PASSAGE SHOWN ::
begin
Difference between "char *arr" and "char arr[]"

Eyal Lebedinsky eyal at echo.canberra.edu.au
Sat Sep 22 19:30:28 AEST 1990


In article <8103 at aggie.ucdavis.edu> kuan at iris.ucdavis.edu (Frank [Who me?] Kuan) writes:
>
>In file "a.c", I declare:
>char targ[128];
>
>In file "b.c" I do:
>extern char *targ;
>
>Result: I got massive errors. When I source debugged it, it told me
>that the char pointer "targ" was 0x000000. 
>
>By chance, I tried redeclaring it as "extern char targ[]" and
>the problem was fixed.
>
>Now, I always thought that "targ[]" and "char *targ" were equivalent.
>I have several places in my program where I use those two notations
>interchangeably, and this was the first time I've ever had a problem
>with it. 
>
>Could a C wizard explain to me what I'm doing wrong and what the
>correct practice is so I don't run into these horrible bugs again?
end
SOURCE EXCERPT ::
begin
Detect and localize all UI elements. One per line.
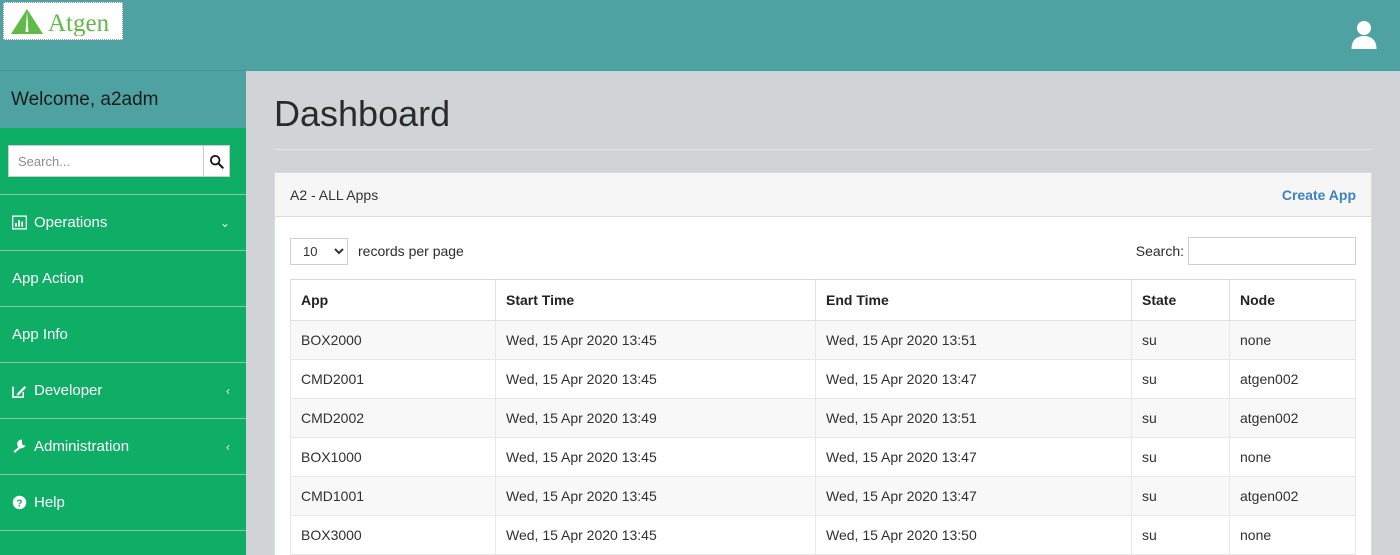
end
WHAT YOU NEED TO DO ::
a. In the post on "char *arr" versus "char arr[]", what value did the source debugger report for the char pointer "targ"?
b. List every declaration of "targ" that the post on "char *arr" versus "char arr[]" quotes.
c. Go on with the post on "char *arr" versus "char arr[]" from its last line, writing the reply to the quoted question.

ANSWERS FOR THE TASKS ::
a. 0x000000

b.
char targ[128];
extern char *targ;
extern char targ[]

c.
No wizard, but here it is. The compiler will allow you to mix the array/pointer
notation and will get it right. To do this it needs to know what the reality
is. In other words, once you declare the array/pointer correctly, you cac then
access it either way. The generates assembler to access a pointer is not the
same as accessing an array. C has some 'promotion rules' which define the
behaviour of the expression array[index] and pointer[index]: the name of
an array is promoted to 'a pointer to the first element'. Anyway, the short
answer is YOU MUST DECLARE IT CORRECTLY, CANNOT MIX POINTER/ARRAY IN THE
DECLARATION.
BTW, in function arguments there is another promotion rule which allows you
to mix pointer/array here.

Any clearer now ? hope so.>
>Thanks in advance.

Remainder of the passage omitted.